EXERCISE GOAL -
Copy the data below exactly, omitting any picture it contains.

DATA EXCERPTS -
□ □ □
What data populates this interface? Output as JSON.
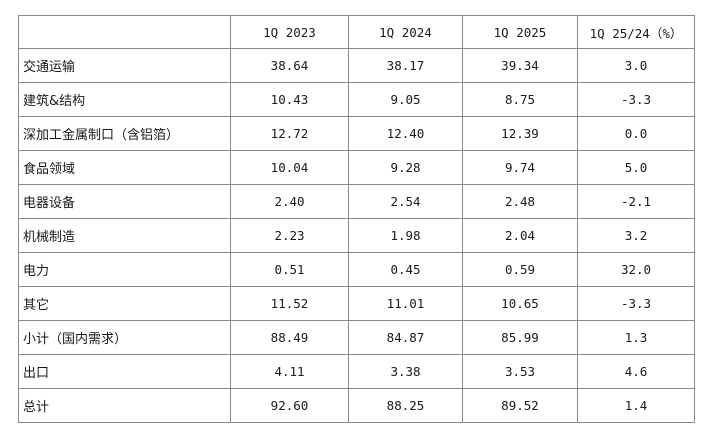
{
  "table": {
    "headers": [
      "",
      "1Q 2023",
      "1Q 2024",
      "1Q 2025",
      "1Q 25/24（%）"
    ],
    "rows": [
      {
        "label": "交通运输",
        "values": [
          "38.64",
          "38.17",
          "39.34",
          "3.0"
        ]
      },
      {
        "label": "建筑&结构",
        "values": [
          "10.43",
          "9.05",
          "8.75",
          "-3.3"
        ]
      },
      {
        "label": "深加工金属制口（含铝箔）",
        "values": [
          "12.72",
          "12.40",
          "12.39",
          "0.0"
        ]
      },
      {
        "label": "食品领域",
        "values": [
          "10.04",
          "9.28",
          "9.74",
          "5.0"
        ]
      },
      {
        "label": "电器设备",
        "values": [
          "2.40",
          "2.54",
          "2.48",
          "-2.1"
        ]
      },
      {
        "label": "机械制造",
        "values": [
          "2.23",
          "1.98",
          "2.04",
          "3.2"
        ]
      },
      {
        "label": "电力",
        "values": [
          "0.51",
          "0.45",
          "0.59",
          "32.0"
        ]
      },
      {
        "label": "其它",
        "values": [
          "11.52",
          "11.01",
          "10.65",
          "-3.3"
        ]
      },
      {
        "label": "小计（国内需求）",
        "values": [
          "88.49",
          "84.87",
          "85.99",
          "1.3"
        ]
      },
      {
        "label": "出口",
        "values": [
          "4.11",
          "3.38",
          "3.53",
          "4.6"
        ]
      },
      {
        "label": "总计",
        "values": [
          "92.60",
          "88.25",
          "89.52",
          "1.4"
        ]
      }
    ]
  }
}
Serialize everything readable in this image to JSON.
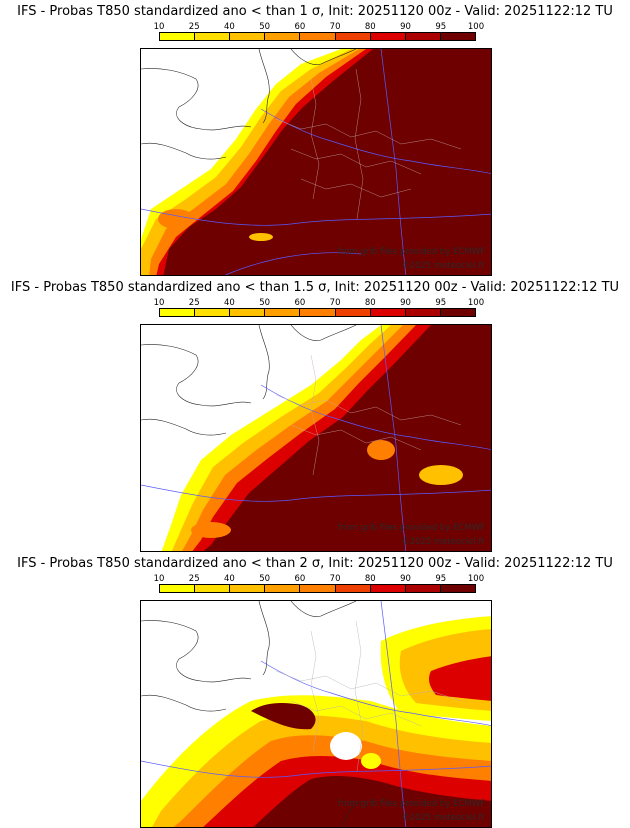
□ □ □
WRITTEN RESPONSE -
What data populates this interface? Output as JSON.
{
  "table": {
    "headers": [
      "",
      "1Q 2023",
      "1Q 2024",
      "1Q 2025",
      "1Q 25/24（%）"
    ],
    "rows": [
      {
        "label": "交通运输",
        "values": [
          "38.64",
          "38.17",
          "39.34",
          "3.0"
        ]
      },
      {
        "label": "建筑&结构",
        "values": [
          "10.43",
          "9.05",
          "8.75",
          "-3.3"
        ]
      },
      {
        "label": "深加工金属制口（含铝箔）",
        "values": [
          "12.72",
          "12.40",
          "12.39",
          "0.0"
        ]
      },
      {
        "label": "食品领域",
        "values": [
          "10.04",
          "9.28",
          "9.74",
          "5.0"
        ]
      },
      {
        "label": "电器设备",
        "values": [
          "2.40",
          "2.54",
          "2.48",
          "-2.1"
        ]
      },
      {
        "label": "机械制造",
        "values": [
          "2.23",
          "1.98",
          "2.04",
          "3.2"
        ]
      },
      {
        "label": "电力",
        "values": [
          "0.51",
          "0.45",
          "0.59",
          "32.0"
        ]
      },
      {
        "label": "其它",
        "values": [
          "11.52",
          "11.01",
          "10.65",
          "-3.3"
        ]
      },
      {
        "label": "小计（国内需求）",
        "values": [
          "88.49",
          "84.87",
          "85.99",
          "1.3"
        ]
      },
      {
        "label": "出口",
        "values": [
          "4.11",
          "3.38",
          "3.53",
          "4.6"
        ]
      },
      {
        "label": "总计",
        "values": [
          "92.60",
          "88.25",
          "89.52",
          "1.4"
        ]
      }
    ]
  }
}
Serialize everything readable in this image to JSON.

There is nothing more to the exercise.